• Prompt: Rewrite the data below with every "bounding box" changed to "enclosing box" and everything else the same. Leave the pictures out.

=== Data excerpts ===

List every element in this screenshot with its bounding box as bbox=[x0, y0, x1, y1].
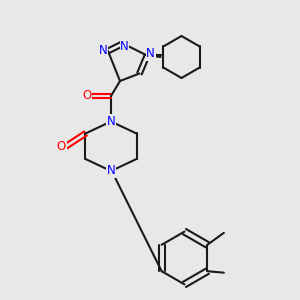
Text: N: N bbox=[106, 115, 116, 128]
Text: N: N bbox=[99, 44, 108, 58]
Text: O: O bbox=[57, 140, 66, 153]
Text: N: N bbox=[120, 40, 129, 53]
Text: N: N bbox=[106, 164, 116, 178]
Text: N: N bbox=[146, 47, 155, 61]
Text: O: O bbox=[82, 89, 91, 103]
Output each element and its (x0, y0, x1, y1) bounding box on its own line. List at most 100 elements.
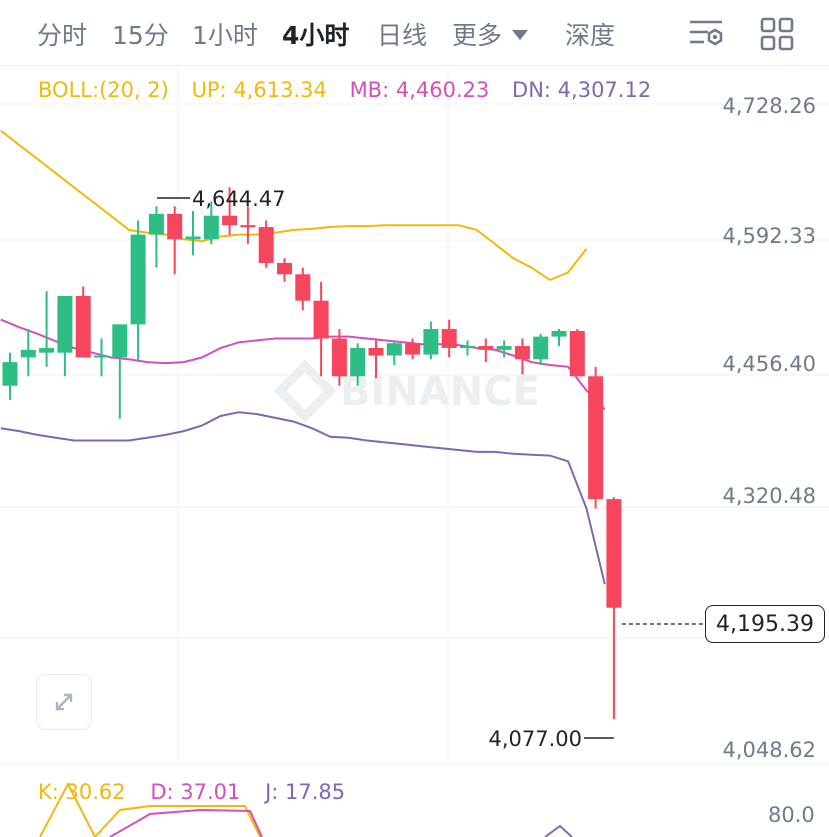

===

• Task result:
List every element in this screenshot with its enclosing box as bbox=[x0, y0, x1, y1].
Text: N: N bbox=[106, 115, 116, 128]
Text: N: N bbox=[99, 44, 108, 58]
Text: O: O bbox=[57, 140, 66, 153]
Text: N: N bbox=[120, 40, 129, 53]
Text: N: N bbox=[106, 164, 116, 178]
Text: N: N bbox=[146, 47, 155, 61]
Text: O: O bbox=[82, 89, 91, 103]
Output each element and its (x0, y0, x1, y1) enclosing box on its own line. List at most 100 elements.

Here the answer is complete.